**PROBLEM**
Keep every word of the entries and print them exactly; the pictures stay out.

Transcript data for document pages:
== Segment start ==
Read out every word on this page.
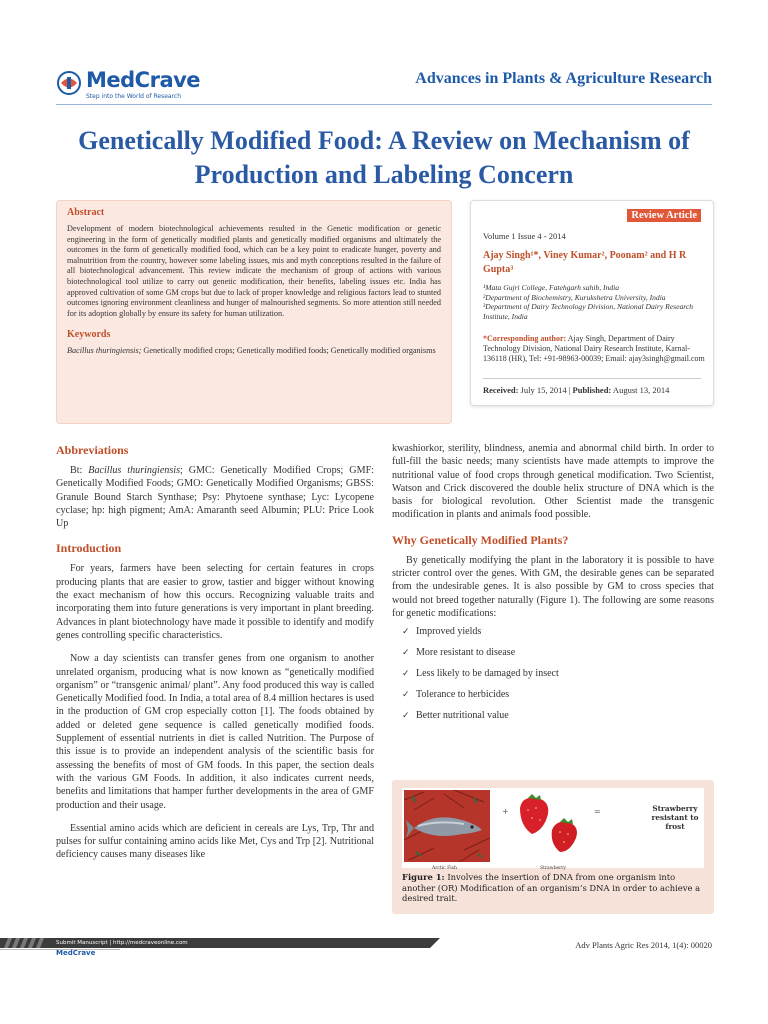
MedCrave
Step into the World of Research
Advances in Plants & Agriculture Research
Genetically Modified Food: A Review on Mechanism of
Production and Labeling Concern
Abstract
Development of modern biotechnological achievements resulted in the Genetic modification or genetic engineering in the form of genetically modified plants and genetically modified organisms and ultimately the outcomes in the form of genetically modified food, which can be a key point to eradicate hunger, poverty and malnutrition from the country, however some labeling issues, mis and myth conceptions resulted in the failure of all biotechnological advancement. This review indicate the mechanism of group of actions with various biotechnological tool utilize to carry out genetic modification, their benefits, labeling issues etc. India has approved cultivation of some GM crops but due to lack of proper knowledge and religious factors lead to stunted outcomes ignoring environment cleanliness and hunger of malnourished segments. So more attention still needed for its adoption globally by ensure its safety for human utilization.
Keywords
Bacillus thuringiensis; Genetically modified crops; Genetically modified foods; Genetically modified organisms
Review Article
Volume 1 Issue 4 - 2014
Ajay Singh¹*, Viney Kumar², Poonam² and H R Gupta³
¹Mata Gujri College, Fatehgarh sahib, India
²Department of Biochemistry, Kurukshetra University, India
³Department of Dairy Technology Division, National Dairy Research Institute, India
*Corresponding author: Ajay Singh, Department of Dairy Technology Division, National Dairy Research Institute, Karnal-136118 (HR), Tel: +91-98963-00039; Email: ajay3singh@gmail.com
Received: July 15, 2014 | Published: August 13, 2014
Abbreviations

Bt: Bacillus thuringiensis; GMC: Genetically Modified Crops; GMF: Genetically Modified Foods; GMO: Genetically Modified Organisms; GBSS: Granule Bound Starch Synthase; Psy: Phytoene synthase; Lyc: Lycopene cyclase; hp: high pigment; AmA: Amaranth seed Albumin; PLU: Price Look Up

Introduction

For years, farmers have been selecting for certain features in crops producing plants that are easier to grow, tastier and bigger without knowing the exact mechanism of how this occurs. Recognizing valuable traits and incorporating them into future generations is very important in plant breeding. Advances in plant biotechnology have made it possible to identify and modify genes controlling specific characteristics.

Now a day scientists can transfer genes from one organism to another unrelated organism, producing what is now known as “genetically modified organism” or “transgenic animal/ plant”. Any food produced this way is called Genetically Modified food. In India, a total area of 8.4 million hectares is used in the production of GM crop especially cotton [1]. The foods obtained by added or deleted gene sequence is called genetically modified foods. Supplement of essential nutrients in diet is called Nutrition. The Purpose of this issue is to provide an independent analysis of the scientific basis for assessing the benefits of most of GM foods. In this paper, the section deals with the various GM Foods. In addition, it also indicates current needs, benefits and limitations that hamper further developments in the area of GMF production and their usage.

Essential amino acids which are deficient in cereals are Lys, Trp, Thr and pulses for sulfur containing amino acids like Met, Cys and Trp [2]. Nutritional deficiency causes many diseases like

kwashiorkor, sterility, blindness, anemia and abnormal child birth. In order to full-fill the basic needs; many scientists have made attempts to improve the nutritional value of food crops through genetical modification. Two Scientist, Watson and Crick discovered the double helix structure of DNA which is the basis for biological revolution. Other Scientist made the transgenic modification in plants and animals food possible.

Why Genetically Modified Plants?

By genetically modifying the plant in the laboratory it is possible to have stricter control over the genes. With GM, the desirable genes can be separated from the undesirable genes. It is also possible by GM to cross species that would not breed together naturally (Figure 1). The following are some reasons for genetic modifications:

✓ Improved yields
✓ More resistant to disease
✓ Less likely to be damaged by insect
✓ Tolerance to herbicides
✓ Better nutritional value
Arctic Fish
+	=
Strawberry
Strawberry resistant to frost
Figure 1: Involves the insertion of DNA from one organism into another (OR) Modification of an organism’s DNA in order to achieve a desired trait.
Submit Manuscript | http://medcraveonline.com
MedCrave
Adv Plants Agric Res 2014, 1(4): 00020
== Segment end ==
**REPLY**
Read out every word on this page.
MedCrave
Step into the World of Research
Advances in Plants & Agriculture Research
Genetically Modified Food: A Review on Mechanism of
Production and Labeling Concern
Abstract
Development of modern biotechnological achievements resulted in the Genetic modification or genetic engineering in the form of genetically modified plants and genetically modified organisms and ultimately the outcomes in the form of genetically modified food, which can be a key point to eradicate hunger, poverty and malnutrition from the country, however some labeling issues, mis and myth conceptions resulted in the failure of all biotechnological advancement. This review indicate the mechanism of group of actions with various biotechnological tool utilize to carry out genetic modification, their benefits, labeling issues etc. India has approved cultivation of some GM crops but due to lack of proper knowledge and religious factors lead to stunted outcomes ignoring environment cleanliness and hunger of malnourished segments. So more attention still needed for its adoption globally by ensure its safety for human utilization.
Keywords
Bacillus thuringiensis; Genetically modified crops; Genetically modified foods; Genetically modified organisms
Review Article
Volume 1 Issue 4 - 2014
Ajay Singh¹*, Viney Kumar², Poonam² and H R Gupta³
¹Mata Gujri College, Fatehgarh sahib, India
²Department of Biochemistry, Kurukshetra University, India
³Department of Dairy Technology Division, National Dairy Research Institute, India
*Corresponding author: Ajay Singh, Department of Dairy Technology Division, National Dairy Research Institute, Karnal-136118 (HR), Tel: +91-98963-00039; Email: ajay3singh@gmail.com
Received: July 15, 2014 | Published: August 13, 2014
Abbreviations

Bt: Bacillus thuringiensis; GMC: Genetically Modified Crops; GMF: Genetically Modified Foods; GMO: Genetically Modified Organisms; GBSS: Granule Bound Starch Synthase; Psy: Phytoene synthase; Lyc: Lycopene cyclase; hp: high pigment; AmA: Amaranth seed Albumin; PLU: Price Look Up

Introduction

For years, farmers have been selecting for certain features in crops producing plants that are easier to grow, tastier and bigger without knowing the exact mechanism of how this occurs. Recognizing valuable traits and incorporating them into future generations is very important in plant breeding. Advances in plant biotechnology have made it possible to identify and modify genes controlling specific characteristics.

Now a day scientists can transfer genes from one organism to another unrelated organism, producing what is now known as “genetically modified organism” or “transgenic animal/ plant”. Any food produced this way is called Genetically Modified food. In India, a total area of 8.4 million hectares is used in the production of GM crop especially cotton [1]. The foods obtained by added or deleted gene sequence is called genetically modified foods. Supplement of essential nutrients in diet is called Nutrition. The Purpose of this issue is to provide an independent analysis of the scientific basis for assessing the benefits of most of GM foods. In this paper, the section deals with the various GM Foods. In addition, it also indicates current needs, benefits and limitations that hamper further developments in the area of GMF production and their usage.

Essential amino acids which are deficient in cereals are Lys, Trp, Thr and pulses for sulfur containing amino acids like Met, Cys and Trp [2]. Nutritional deficiency causes many diseases like

kwashiorkor, sterility, blindness, anemia and abnormal child birth. In order to full-fill the basic needs; many scientists have made attempts to improve the nutritional value of food crops through genetical modification. Two Scientist, Watson and Crick discovered the double helix structure of DNA which is the basis for biological revolution. Other Scientist made the transgenic modification in plants and animals food possible.

Why Genetically Modified Plants?

By genetically modifying the plant in the laboratory it is possible to have stricter control over the genes. With GM, the desirable genes can be separated from the undesirable genes. It is also possible by GM to cross species that would not breed together naturally (Figure 1). The following are some reasons for genetic modifications:

✓ Improved yields
✓ More resistant to disease
✓ Less likely to be damaged by insect
✓ Tolerance to herbicides
✓ Better nutritional value
Arctic Fish
+	=
Strawberry
Strawberry resistant to frost
Figure 1: Involves the insertion of DNA from one organism into another (OR) Modification of an organism’s DNA in order to achieve a desired trait.
Submit Manuscript | http://medcraveonline.com
MedCrave
Adv Plants Agric Res 2014, 1(4): 00020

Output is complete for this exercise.